◆ TASK STATEMENT
Repeat, exactly and completely, the entries shown underneath.

▽

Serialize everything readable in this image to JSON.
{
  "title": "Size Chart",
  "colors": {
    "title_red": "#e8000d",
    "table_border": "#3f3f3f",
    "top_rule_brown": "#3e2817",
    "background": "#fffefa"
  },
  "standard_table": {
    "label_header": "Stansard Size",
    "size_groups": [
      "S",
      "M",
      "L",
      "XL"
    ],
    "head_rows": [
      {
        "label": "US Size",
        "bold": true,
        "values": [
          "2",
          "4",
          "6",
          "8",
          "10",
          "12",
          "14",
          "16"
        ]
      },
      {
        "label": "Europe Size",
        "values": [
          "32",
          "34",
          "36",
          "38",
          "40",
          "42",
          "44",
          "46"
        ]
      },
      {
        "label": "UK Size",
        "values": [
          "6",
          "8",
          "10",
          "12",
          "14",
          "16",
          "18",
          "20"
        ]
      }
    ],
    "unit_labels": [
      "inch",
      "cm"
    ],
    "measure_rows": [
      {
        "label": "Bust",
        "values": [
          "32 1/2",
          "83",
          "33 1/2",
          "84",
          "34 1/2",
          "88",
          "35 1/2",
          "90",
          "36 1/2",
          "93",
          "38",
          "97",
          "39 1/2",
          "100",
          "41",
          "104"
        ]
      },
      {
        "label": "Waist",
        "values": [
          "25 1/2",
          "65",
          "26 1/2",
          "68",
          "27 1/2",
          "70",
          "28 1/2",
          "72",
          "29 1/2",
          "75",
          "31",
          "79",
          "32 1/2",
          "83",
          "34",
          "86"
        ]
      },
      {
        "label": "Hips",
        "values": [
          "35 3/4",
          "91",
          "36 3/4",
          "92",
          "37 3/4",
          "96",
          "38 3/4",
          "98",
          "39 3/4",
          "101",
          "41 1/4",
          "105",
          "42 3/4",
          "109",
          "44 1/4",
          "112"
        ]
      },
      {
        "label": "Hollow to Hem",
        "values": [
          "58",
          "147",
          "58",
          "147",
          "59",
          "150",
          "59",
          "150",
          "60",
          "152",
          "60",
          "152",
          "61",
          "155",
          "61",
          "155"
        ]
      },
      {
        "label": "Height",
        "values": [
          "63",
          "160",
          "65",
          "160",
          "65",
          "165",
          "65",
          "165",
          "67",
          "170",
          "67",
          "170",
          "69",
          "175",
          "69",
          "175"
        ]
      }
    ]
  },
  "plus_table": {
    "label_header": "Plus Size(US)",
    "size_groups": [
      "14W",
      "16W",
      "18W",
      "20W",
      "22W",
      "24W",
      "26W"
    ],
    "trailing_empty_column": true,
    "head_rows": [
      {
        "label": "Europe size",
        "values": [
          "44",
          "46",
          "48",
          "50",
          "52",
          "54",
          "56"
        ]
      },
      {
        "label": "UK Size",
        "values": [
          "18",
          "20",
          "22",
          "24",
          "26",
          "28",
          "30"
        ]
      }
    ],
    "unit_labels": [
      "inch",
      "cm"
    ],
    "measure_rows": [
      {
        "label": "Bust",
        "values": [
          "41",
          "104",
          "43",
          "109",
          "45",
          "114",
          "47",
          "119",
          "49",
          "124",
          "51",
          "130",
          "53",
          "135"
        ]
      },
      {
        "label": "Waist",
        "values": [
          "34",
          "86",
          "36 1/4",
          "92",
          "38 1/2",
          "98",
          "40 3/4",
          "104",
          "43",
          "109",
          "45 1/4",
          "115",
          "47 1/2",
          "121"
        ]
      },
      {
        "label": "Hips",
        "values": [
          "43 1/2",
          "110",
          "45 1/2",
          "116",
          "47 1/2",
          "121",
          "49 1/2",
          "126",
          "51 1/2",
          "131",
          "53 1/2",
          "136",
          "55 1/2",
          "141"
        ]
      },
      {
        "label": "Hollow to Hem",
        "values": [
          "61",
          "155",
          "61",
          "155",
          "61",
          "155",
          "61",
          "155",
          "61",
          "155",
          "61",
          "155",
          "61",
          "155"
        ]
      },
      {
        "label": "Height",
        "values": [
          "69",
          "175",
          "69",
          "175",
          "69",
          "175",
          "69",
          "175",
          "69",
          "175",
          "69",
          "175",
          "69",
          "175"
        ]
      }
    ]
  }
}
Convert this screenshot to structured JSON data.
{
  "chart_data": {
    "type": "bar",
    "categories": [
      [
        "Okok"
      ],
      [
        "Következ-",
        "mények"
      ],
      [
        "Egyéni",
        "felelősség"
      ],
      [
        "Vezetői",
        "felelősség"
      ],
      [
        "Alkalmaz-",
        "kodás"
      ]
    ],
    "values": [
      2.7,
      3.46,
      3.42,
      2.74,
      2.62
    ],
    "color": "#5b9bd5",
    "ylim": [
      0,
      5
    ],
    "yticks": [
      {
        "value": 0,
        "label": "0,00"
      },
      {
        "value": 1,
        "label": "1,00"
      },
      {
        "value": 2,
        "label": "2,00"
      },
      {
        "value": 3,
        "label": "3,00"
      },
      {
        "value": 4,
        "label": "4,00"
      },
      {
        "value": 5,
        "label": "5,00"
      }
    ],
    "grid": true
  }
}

△

◆ EXERCISE ANSWER
Serialize everything readable in this image to JSON.
{
  "title": "Size Chart",
  "colors": {
    "title_red": "#e8000d",
    "table_border": "#3f3f3f",
    "top_rule_brown": "#3e2817",
    "background": "#fffefa"
  },
  "standard_table": {
    "label_header": "Stansard Size",
    "size_groups": [
      "S",
      "M",
      "L",
      "XL"
    ],
    "head_rows": [
      {
        "label": "US Size",
        "bold": true,
        "values": [
          "2",
          "4",
          "6",
          "8",
          "10",
          "12",
          "14",
          "16"
        ]
      },
      {
        "label": "Europe Size",
        "values": [
          "32",
          "34",
          "36",
          "38",
          "40",
          "42",
          "44",
          "46"
        ]
      },
      {
        "label": "UK Size",
        "values": [
          "6",
          "8",
          "10",
          "12",
          "14",
          "16",
          "18",
          "20"
        ]
      }
    ],
    "unit_labels": [
      "inch",
      "cm"
    ],
    "measure_rows": [
      {
        "label": "Bust",
        "values": [
          "32 1/2",
          "83",
          "33 1/2",
          "84",
          "34 1/2",
          "88",
          "35 1/2",
          "90",
          "36 1/2",
          "93",
          "38",
          "97",
          "39 1/2",
          "100",
          "41",
          "104"
        ]
      },
      {
        "label": "Waist",
        "values": [
          "25 1/2",
          "65",
          "26 1/2",
          "68",
          "27 1/2",
          "70",
          "28 1/2",
          "72",
          "29 1/2",
          "75",
          "31",
          "79",
          "32 1/2",
          "83",
          "34",
          "86"
        ]
      },
      {
        "label": "Hips",
        "values": [
          "35 3/4",
          "91",
          "36 3/4",
          "92",
          "37 3/4",
          "96",
          "38 3/4",
          "98",
          "39 3/4",
          "101",
          "41 1/4",
          "105",
          "42 3/4",
          "109",
          "44 1/4",
          "112"
        ]
      },
      {
        "label": "Hollow to Hem",
        "values": [
          "58",
          "147",
          "58",
          "147",
          "59",
          "150",
          "59",
          "150",
          "60",
          "152",
          "60",
          "152",
          "61",
          "155",
          "61",
          "155"
        ]
      },
      {
        "label": "Height",
        "values": [
          "63",
          "160",
          "65",
          "160",
          "65",
          "165",
          "65",
          "165",
          "67",
          "170",
          "67",
          "170",
          "69",
          "175",
          "69",
          "175"
        ]
      }
    ]
  },
  "plus_table": {
    "label_header": "Plus Size(US)",
    "size_groups": [
      "14W",
      "16W",
      "18W",
      "20W",
      "22W",
      "24W",
      "26W"
    ],
    "trailing_empty_column": true,
    "head_rows": [
      {
        "label": "Europe size",
        "values": [
          "44",
          "46",
          "48",
          "50",
          "52",
          "54",
          "56"
        ]
      },
      {
        "label": "UK Size",
        "values": [
          "18",
          "20",
          "22",
          "24",
          "26",
          "28",
          "30"
        ]
      }
    ],
    "unit_labels": [
      "inch",
      "cm"
    ],
    "measure_rows": [
      {
        "label": "Bust",
        "values": [
          "41",
          "104",
          "43",
          "109",
          "45",
          "114",
          "47",
          "119",
          "49",
          "124",
          "51",
          "130",
          "53",
          "135"
        ]
      },
      {
        "label": "Waist",
        "values": [
          "34",
          "86",
          "36 1/4",
          "92",
          "38 1/2",
          "98",
          "40 3/4",
          "104",
          "43",
          "109",
          "45 1/4",
          "115",
          "47 1/2",
          "121"
        ]
      },
      {
        "label": "Hips",
        "values": [
          "43 1/2",
          "110",
          "45 1/2",
          "116",
          "47 1/2",
          "121",
          "49 1/2",
          "126",
          "51 1/2",
          "131",
          "53 1/2",
          "136",
          "55 1/2",
          "141"
        ]
      },
      {
        "label": "Hollow to Hem",
        "values": [
          "61",
          "155",
          "61",
          "155",
          "61",
          "155",
          "61",
          "155",
          "61",
          "155",
          "61",
          "155",
          "61",
          "155"
        ]
      },
      {
        "label": "Height",
        "values": [
          "69",
          "175",
          "69",
          "175",
          "69",
          "175",
          "69",
          "175",
          "69",
          "175",
          "69",
          "175",
          "69",
          "175"
        ]
      }
    ]
  }
}
Convert this screenshot to structured JSON data.
{
  "chart_data": {
    "type": "bar",
    "categories": [
      [
        "Okok"
      ],
      [
        "Következ-",
        "mények"
      ],
      [
        "Egyéni",
        "felelősség"
      ],
      [
        "Vezetői",
        "felelősség"
      ],
      [
        "Alkalmaz-",
        "kodás"
      ]
    ],
    "values": [
      2.7,
      3.46,
      3.42,
      2.74,
      2.62
    ],
    "color": "#5b9bd5",
    "ylim": [
      0,
      5
    ],
    "yticks": [
      {
        "value": 0,
        "label": "0,00"
      },
      {
        "value": 1,
        "label": "1,00"
      },
      {
        "value": 2,
        "label": "2,00"
      },
      {
        "value": 3,
        "label": "3,00"
      },
      {
        "value": 4,
        "label": "4,00"
      },
      {
        "value": 5,
        "label": "5,00"
      }
    ],
    "grid": true
  }
}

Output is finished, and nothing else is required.